Collected data entries
>> Start

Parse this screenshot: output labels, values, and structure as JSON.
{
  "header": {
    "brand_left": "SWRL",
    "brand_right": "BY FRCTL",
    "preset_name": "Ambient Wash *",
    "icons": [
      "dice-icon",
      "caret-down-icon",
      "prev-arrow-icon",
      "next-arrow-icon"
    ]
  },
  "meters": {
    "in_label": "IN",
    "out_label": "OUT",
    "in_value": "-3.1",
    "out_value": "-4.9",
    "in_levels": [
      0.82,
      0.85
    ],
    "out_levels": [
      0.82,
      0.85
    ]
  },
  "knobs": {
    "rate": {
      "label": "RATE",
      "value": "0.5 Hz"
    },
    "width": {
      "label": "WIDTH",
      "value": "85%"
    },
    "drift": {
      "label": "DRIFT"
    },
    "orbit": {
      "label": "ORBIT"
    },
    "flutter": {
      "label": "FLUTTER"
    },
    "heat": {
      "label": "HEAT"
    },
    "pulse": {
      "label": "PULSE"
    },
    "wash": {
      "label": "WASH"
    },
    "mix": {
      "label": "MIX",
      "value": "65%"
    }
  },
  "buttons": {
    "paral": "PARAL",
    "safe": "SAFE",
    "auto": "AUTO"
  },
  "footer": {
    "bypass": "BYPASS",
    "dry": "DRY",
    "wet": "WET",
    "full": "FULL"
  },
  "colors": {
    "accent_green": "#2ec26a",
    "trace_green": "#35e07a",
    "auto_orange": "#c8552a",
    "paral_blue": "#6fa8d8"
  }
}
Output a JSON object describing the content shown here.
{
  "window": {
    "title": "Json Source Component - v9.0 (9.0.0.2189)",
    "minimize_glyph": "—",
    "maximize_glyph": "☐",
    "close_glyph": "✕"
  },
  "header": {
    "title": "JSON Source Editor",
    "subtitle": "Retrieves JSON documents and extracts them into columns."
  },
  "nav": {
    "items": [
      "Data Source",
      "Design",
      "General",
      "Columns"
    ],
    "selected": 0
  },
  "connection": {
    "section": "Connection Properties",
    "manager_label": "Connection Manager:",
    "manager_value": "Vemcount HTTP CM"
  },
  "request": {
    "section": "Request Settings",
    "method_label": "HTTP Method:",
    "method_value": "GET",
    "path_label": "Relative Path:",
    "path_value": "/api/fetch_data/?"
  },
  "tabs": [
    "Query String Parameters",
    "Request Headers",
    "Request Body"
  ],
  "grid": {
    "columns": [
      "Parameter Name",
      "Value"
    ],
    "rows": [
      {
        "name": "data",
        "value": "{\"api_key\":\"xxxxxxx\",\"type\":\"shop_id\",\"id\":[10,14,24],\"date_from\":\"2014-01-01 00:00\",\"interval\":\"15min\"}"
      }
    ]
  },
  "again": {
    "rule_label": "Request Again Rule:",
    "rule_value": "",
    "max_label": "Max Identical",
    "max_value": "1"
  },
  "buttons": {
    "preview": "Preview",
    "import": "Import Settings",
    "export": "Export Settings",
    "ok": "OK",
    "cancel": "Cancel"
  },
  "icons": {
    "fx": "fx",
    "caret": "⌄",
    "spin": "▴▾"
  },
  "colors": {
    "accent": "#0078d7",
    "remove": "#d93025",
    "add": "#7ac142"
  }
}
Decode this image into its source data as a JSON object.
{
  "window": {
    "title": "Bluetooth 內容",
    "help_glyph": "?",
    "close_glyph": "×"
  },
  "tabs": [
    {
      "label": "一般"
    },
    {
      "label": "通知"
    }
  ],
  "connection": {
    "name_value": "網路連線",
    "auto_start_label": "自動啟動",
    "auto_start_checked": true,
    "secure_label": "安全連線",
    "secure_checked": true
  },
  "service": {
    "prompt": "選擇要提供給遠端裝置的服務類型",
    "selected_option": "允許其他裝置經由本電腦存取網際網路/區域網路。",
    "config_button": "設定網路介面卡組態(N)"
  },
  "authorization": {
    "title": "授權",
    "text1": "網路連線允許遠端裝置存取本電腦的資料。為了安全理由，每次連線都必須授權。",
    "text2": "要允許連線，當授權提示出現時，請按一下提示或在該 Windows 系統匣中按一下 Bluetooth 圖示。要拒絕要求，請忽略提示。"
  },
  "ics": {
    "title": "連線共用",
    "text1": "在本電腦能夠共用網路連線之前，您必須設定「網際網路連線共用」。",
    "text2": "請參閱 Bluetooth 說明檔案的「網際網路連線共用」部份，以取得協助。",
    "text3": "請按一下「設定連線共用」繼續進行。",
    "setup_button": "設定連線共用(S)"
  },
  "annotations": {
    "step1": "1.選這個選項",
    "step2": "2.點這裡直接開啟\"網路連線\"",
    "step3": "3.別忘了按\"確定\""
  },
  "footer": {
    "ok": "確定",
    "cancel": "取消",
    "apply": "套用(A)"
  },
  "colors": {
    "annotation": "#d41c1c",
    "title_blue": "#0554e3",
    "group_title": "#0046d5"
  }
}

>> End

→ **EXERCISE DESCRIPTION**:
Repeat the records above exactly, leaving none out.

→ **ANSWER**:
Parse this screenshot: output labels, values, and structure as JSON.
{
  "header": {
    "brand_left": "SWRL",
    "brand_right": "BY FRCTL",
    "preset_name": "Ambient Wash *",
    "icons": [
      "dice-icon",
      "caret-down-icon",
      "prev-arrow-icon",
      "next-arrow-icon"
    ]
  },
  "meters": {
    "in_label": "IN",
    "out_label": "OUT",
    "in_value": "-3.1",
    "out_value": "-4.9",
    "in_levels": [
      0.82,
      0.85
    ],
    "out_levels": [
      0.82,
      0.85
    ]
  },
  "knobs": {
    "rate": {
      "label": "RATE",
      "value": "0.5 Hz"
    },
    "width": {
      "label": "WIDTH",
      "value": "85%"
    },
    "drift": {
      "label": "DRIFT"
    },
    "orbit": {
      "label": "ORBIT"
    },
    "flutter": {
      "label": "FLUTTER"
    },
    "heat": {
      "label": "HEAT"
    },
    "pulse": {
      "label": "PULSE"
    },
    "wash": {
      "label": "WASH"
    },
    "mix": {
      "label": "MIX",
      "value": "65%"
    }
  },
  "buttons": {
    "paral": "PARAL",
    "safe": "SAFE",
    "auto": "AUTO"
  },
  "footer": {
    "bypass": "BYPASS",
    "dry": "DRY",
    "wet": "WET",
    "full": "FULL"
  },
  "colors": {
    "accent_green": "#2ec26a",
    "trace_green": "#35e07a",
    "auto_orange": "#c8552a",
    "paral_blue": "#6fa8d8"
  }
}
Output a JSON object describing the content shown here.
{
  "window": {
    "title": "Json Source Component - v9.0 (9.0.0.2189)",
    "minimize_glyph": "—",
    "maximize_glyph": "☐",
    "close_glyph": "✕"
  },
  "header": {
    "title": "JSON Source Editor",
    "subtitle": "Retrieves JSON documents and extracts them into columns."
  },
  "nav": {
    "items": [
      "Data Source",
      "Design",
      "General",
      "Columns"
    ],
    "selected": 0
  },
  "connection": {
    "section": "Connection Properties",
    "manager_label": "Connection Manager:",
    "manager_value": "Vemcount HTTP CM"
  },
  "request": {
    "section": "Request Settings",
    "method_label": "HTTP Method:",
    "method_value": "GET",
    "path_label": "Relative Path:",
    "path_value": "/api/fetch_data/?"
  },
  "tabs": [
    "Query String Parameters",
    "Request Headers",
    "Request Body"
  ],
  "grid": {
    "columns": [
      "Parameter Name",
      "Value"
    ],
    "rows": [
      {
        "name": "data",
        "value": "{\"api_key\":\"xxxxxxx\",\"type\":\"shop_id\",\"id\":[10,14,24],\"date_from\":\"2014-01-01 00:00\",\"interval\":\"15min\"}"
      }
    ]
  },
  "again": {
    "rule_label": "Request Again Rule:",
    "rule_value": "",
    "max_label": "Max Identical",
    "max_value": "1"
  },
  "buttons": {
    "preview": "Preview",
    "import": "Import Settings",
    "export": "Export Settings",
    "ok": "OK",
    "cancel": "Cancel"
  },
  "icons": {
    "fx": "fx",
    "caret": "⌄",
    "spin": "▴▾"
  },
  "colors": {
    "accent": "#0078d7",
    "remove": "#d93025",
    "add": "#7ac142"
  }
}
Decode this image into its source data as a JSON object.
{
  "window": {
    "title": "Bluetooth 內容",
    "help_glyph": "?",
    "close_glyph": "×"
  },
  "tabs": [
    {
      "label": "一般"
    },
    {
      "label": "通知"
    }
  ],
  "connection": {
    "name_value": "網路連線",
    "auto_start_label": "自動啟動",
    "auto_start_checked": true,
    "secure_label": "安全連線",
    "secure_checked": true
  },
  "service": {
    "prompt": "選擇要提供給遠端裝置的服務類型",
    "selected_option": "允許其他裝置經由本電腦存取網際網路/區域網路。",
    "config_button": "設定網路介面卡組態(N)"
  },
  "authorization": {
    "title": "授權",
    "text1": "網路連線允許遠端裝置存取本電腦的資料。為了安全理由，每次連線都必須授權。",
    "text2": "要允許連線，當授權提示出現時，請按一下提示或在該 Windows 系統匣中按一下 Bluetooth 圖示。要拒絕要求，請忽略提示。"
  },
  "ics": {
    "title": "連線共用",
    "text1": "在本電腦能夠共用網路連線之前，您必須設定「網際網路連線共用」。",
    "text2": "請參閱 Bluetooth 說明檔案的「網際網路連線共用」部份，以取得協助。",
    "text3": "請按一下「設定連線共用」繼續進行。",
    "setup_button": "設定連線共用(S)"
  },
  "annotations": {
    "step1": "1.選這個選項",
    "step2": "2.點這裡直接開啟\"網路連線\"",
    "step3": "3.別忘了按\"確定\""
  },
  "footer": {
    "ok": "確定",
    "cancel": "取消",
    "apply": "套用(A)"
  },
  "colors": {
    "annotation": "#d41c1c",
    "title_blue": "#0554e3",
    "group_title": "#0046d5"
  }
}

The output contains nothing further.